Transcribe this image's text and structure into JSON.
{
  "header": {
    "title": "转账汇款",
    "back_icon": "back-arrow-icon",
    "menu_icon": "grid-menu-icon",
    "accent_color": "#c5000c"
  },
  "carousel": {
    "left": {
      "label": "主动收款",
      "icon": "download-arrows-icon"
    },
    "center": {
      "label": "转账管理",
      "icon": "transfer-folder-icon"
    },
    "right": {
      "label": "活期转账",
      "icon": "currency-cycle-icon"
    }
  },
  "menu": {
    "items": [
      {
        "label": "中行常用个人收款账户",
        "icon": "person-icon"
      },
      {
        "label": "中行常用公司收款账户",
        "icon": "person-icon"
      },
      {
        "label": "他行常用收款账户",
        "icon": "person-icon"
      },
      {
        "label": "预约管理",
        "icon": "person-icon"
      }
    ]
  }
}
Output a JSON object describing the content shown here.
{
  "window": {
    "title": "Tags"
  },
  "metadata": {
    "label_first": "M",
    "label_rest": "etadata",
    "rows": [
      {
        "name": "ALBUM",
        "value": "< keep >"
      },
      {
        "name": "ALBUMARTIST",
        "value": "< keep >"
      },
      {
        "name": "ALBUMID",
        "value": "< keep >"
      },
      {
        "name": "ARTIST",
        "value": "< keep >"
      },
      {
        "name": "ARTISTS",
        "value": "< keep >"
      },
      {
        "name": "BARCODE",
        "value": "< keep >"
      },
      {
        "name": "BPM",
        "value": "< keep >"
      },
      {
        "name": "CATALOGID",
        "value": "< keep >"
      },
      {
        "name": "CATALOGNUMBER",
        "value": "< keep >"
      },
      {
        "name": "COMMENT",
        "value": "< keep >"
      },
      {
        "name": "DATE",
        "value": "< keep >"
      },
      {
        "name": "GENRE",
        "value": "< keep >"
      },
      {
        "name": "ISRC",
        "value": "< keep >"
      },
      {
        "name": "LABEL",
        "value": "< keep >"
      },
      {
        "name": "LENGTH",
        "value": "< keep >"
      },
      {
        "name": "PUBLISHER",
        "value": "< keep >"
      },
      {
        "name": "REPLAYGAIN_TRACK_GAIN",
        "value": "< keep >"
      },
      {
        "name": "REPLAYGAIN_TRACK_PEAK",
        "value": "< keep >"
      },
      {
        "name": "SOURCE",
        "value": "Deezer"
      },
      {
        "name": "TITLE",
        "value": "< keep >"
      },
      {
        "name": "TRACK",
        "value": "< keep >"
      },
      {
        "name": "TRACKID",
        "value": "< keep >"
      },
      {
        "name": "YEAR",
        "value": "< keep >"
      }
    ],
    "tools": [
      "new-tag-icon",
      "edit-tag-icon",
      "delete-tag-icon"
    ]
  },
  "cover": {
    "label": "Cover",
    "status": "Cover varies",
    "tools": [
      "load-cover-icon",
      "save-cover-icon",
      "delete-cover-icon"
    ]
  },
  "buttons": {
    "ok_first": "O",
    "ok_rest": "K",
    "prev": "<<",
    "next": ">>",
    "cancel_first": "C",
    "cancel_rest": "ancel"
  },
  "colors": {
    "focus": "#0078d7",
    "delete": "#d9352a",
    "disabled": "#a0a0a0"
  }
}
★ ★ ★ ★ ★
§ WORK TO COMPLETE
Reproduce every record, matching each line exactly.

§ RESPONSE TO THIS EXERCISE
Transcribe this image's text and structure into JSON.
{
  "header": {
    "title": "转账汇款",
    "back_icon": "back-arrow-icon",
    "menu_icon": "grid-menu-icon",
    "accent_color": "#c5000c"
  },
  "carousel": {
    "left": {
      "label": "主动收款",
      "icon": "download-arrows-icon"
    },
    "center": {
      "label": "转账管理",
      "icon": "transfer-folder-icon"
    },
    "right": {
      "label": "活期转账",
      "icon": "currency-cycle-icon"
    }
  },
  "menu": {
    "items": [
      {
        "label": "中行常用个人收款账户",
        "icon": "person-icon"
      },
      {
        "label": "中行常用公司收款账户",
        "icon": "person-icon"
      },
      {
        "label": "他行常用收款账户",
        "icon": "person-icon"
      },
      {
        "label": "预约管理",
        "icon": "person-icon"
      }
    ]
  }
}
Output a JSON object describing the content shown here.
{
  "window": {
    "title": "Tags"
  },
  "metadata": {
    "label_first": "M",
    "label_rest": "etadata",
    "rows": [
      {
        "name": "ALBUM",
        "value": "< keep >"
      },
      {
        "name": "ALBUMARTIST",
        "value": "< keep >"
      },
      {
        "name": "ALBUMID",
        "value": "< keep >"
      },
      {
        "name": "ARTIST",
        "value": "< keep >"
      },
      {
        "name": "ARTISTS",
        "value": "< keep >"
      },
      {
        "name": "BARCODE",
        "value": "< keep >"
      },
      {
        "name": "BPM",
        "value": "< keep >"
      },
      {
        "name": "CATALOGID",
        "value": "< keep >"
      },
      {
        "name": "CATALOGNUMBER",
        "value": "< keep >"
      },
      {
        "name": "COMMENT",
        "value": "< keep >"
      },
      {
        "name": "DATE",
        "value": "< keep >"
      },
      {
        "name": "GENRE",
        "value": "< keep >"
      },
      {
        "name": "ISRC",
        "value": "< keep >"
      },
      {
        "name": "LABEL",
        "value": "< keep >"
      },
      {
        "name": "LENGTH",
        "value": "< keep >"
      },
      {
        "name": "PUBLISHER",
        "value": "< keep >"
      },
      {
        "name": "REPLAYGAIN_TRACK_GAIN",
        "value": "< keep >"
      },
      {
        "name": "REPLAYGAIN_TRACK_PEAK",
        "value": "< keep >"
      },
      {
        "name": "SOURCE",
        "value": "Deezer"
      },
      {
        "name": "TITLE",
        "value": "< keep >"
      },
      {
        "name": "TRACK",
        "value": "< keep >"
      },
      {
        "name": "TRACKID",
        "value": "< keep >"
      },
      {
        "name": "YEAR",
        "value": "< keep >"
      }
    ],
    "tools": [
      "new-tag-icon",
      "edit-tag-icon",
      "delete-tag-icon"
    ]
  },
  "cover": {
    "label": "Cover",
    "status": "Cover varies",
    "tools": [
      "load-cover-icon",
      "save-cover-icon",
      "delete-cover-icon"
    ]
  },
  "buttons": {
    "ok_first": "O",
    "ok_rest": "K",
    "prev": "<<",
    "next": ">>",
    "cancel_first": "C",
    "cancel_rest": "ancel"
  },
  "colors": {
    "focus": "#0078d7",
    "delete": "#d9352a",
    "disabled": "#a0a0a0"
  }
}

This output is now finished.